┌──

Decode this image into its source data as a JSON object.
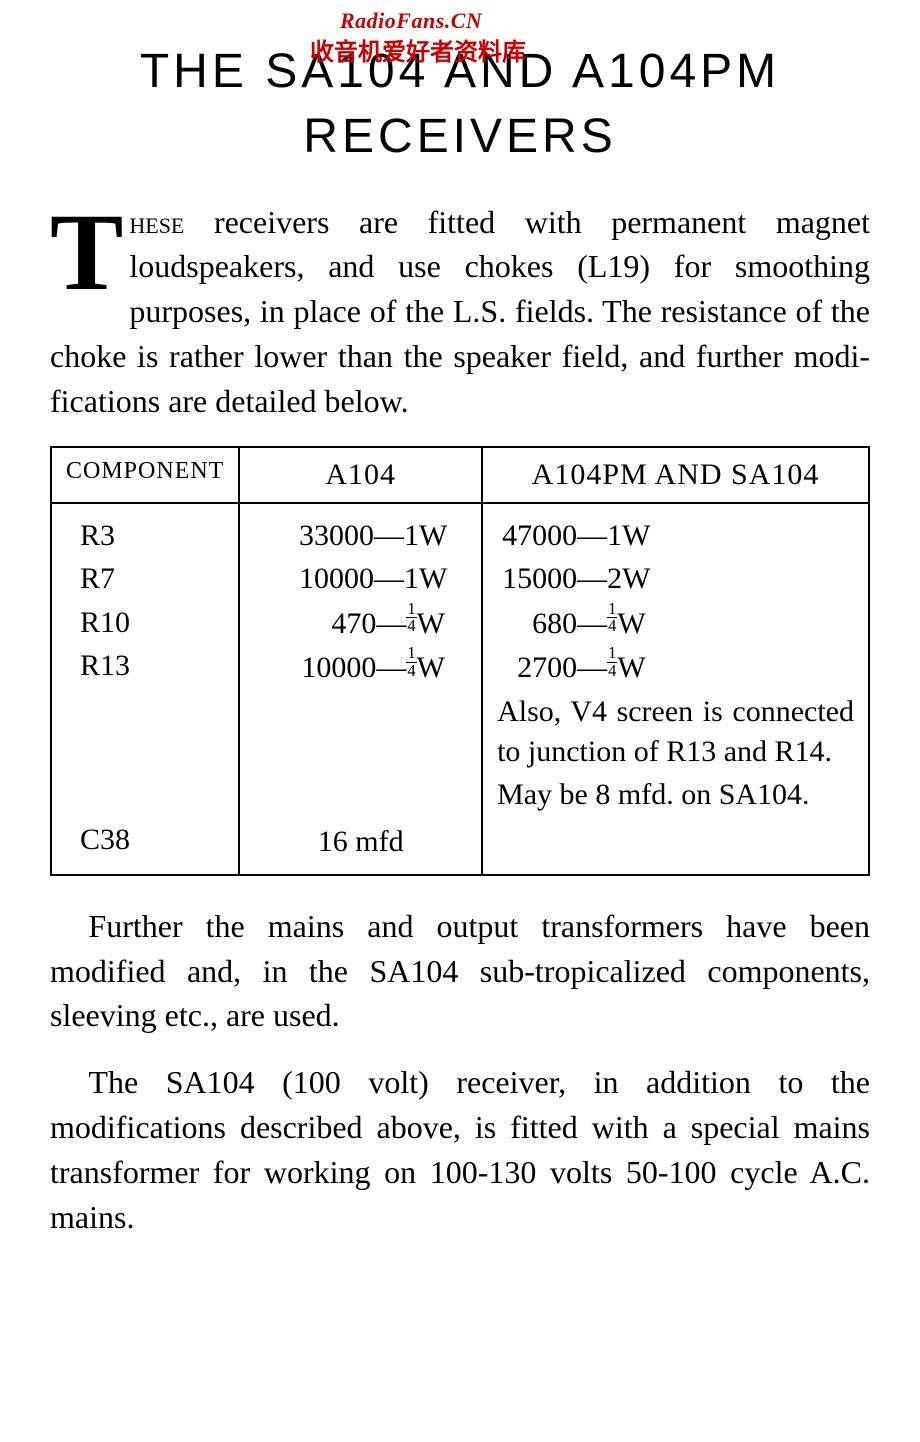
{
  "watermark": {
    "en": "RadioFans.CN",
    "cn": "收音机爱好者资料库"
  },
  "title": "THE SA104 AND A104PM RECEIVERS",
  "para1_dropcap": "T",
  "para1_smallcaps": "hese",
  "para1_rest": " receivers are fitted with permanent magnet loudspeakers, and use chokes (L19) for smoothing purposes, in place of the L.S. fields. The resistance of the choke is rather lower than the speaker field, and further modi­fications are detailed below.",
  "table": {
    "headers": [
      "COMPONENT",
      "A104",
      "A104PM AND SA104"
    ],
    "rows": [
      {
        "comp": "R3",
        "a104_val": "33000",
        "a104_unit": "1W",
        "pm_val": "47000",
        "pm_unit": "1W"
      },
      {
        "comp": "R7",
        "a104_val": "10000",
        "a104_unit": "1W",
        "pm_val": "15000",
        "pm_unit": "2W"
      },
      {
        "comp": "R10",
        "a104_val": "470",
        "a104_unit": "FRAC14",
        "pm_val": "680",
        "pm_unit": "FRAC14"
      },
      {
        "comp": "R13",
        "a104_val": "10000",
        "a104_unit": "FRAC14",
        "pm_val": "2700",
        "pm_unit": "FRAC14"
      }
    ],
    "note_pm": "Also, V4 screen is con­nected to junction of R13 and R14.",
    "c38": {
      "comp": "C38",
      "a104": "16 mfd",
      "pm": "May be 8 mfd. on SA104."
    }
  },
  "para2": "Further the mains and output transformers have been modified and, in the SA104 sub-tropicalized components, sleeving etc., are used.",
  "para3": "The SA104 (100 volt) receiver, in addition to the modifications described above, is fitted with a special mains transformer for working on 100-130 volts 50-100 cycle A.C. mains."
}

└──

**The task**
Copy out every line in the entries above that holds "mains".

**Response**
  "para2": "Further the mains and output transformers have been modified and, in the SA104 sub-tropicalized components, sleeving etc., are used.",
  "para3": "The SA104 (100 volt) receiver, in addition to the modifications described above, is fitted with a special mains transformer for working on 100-130 volts 50-100 cycle A.C. mains."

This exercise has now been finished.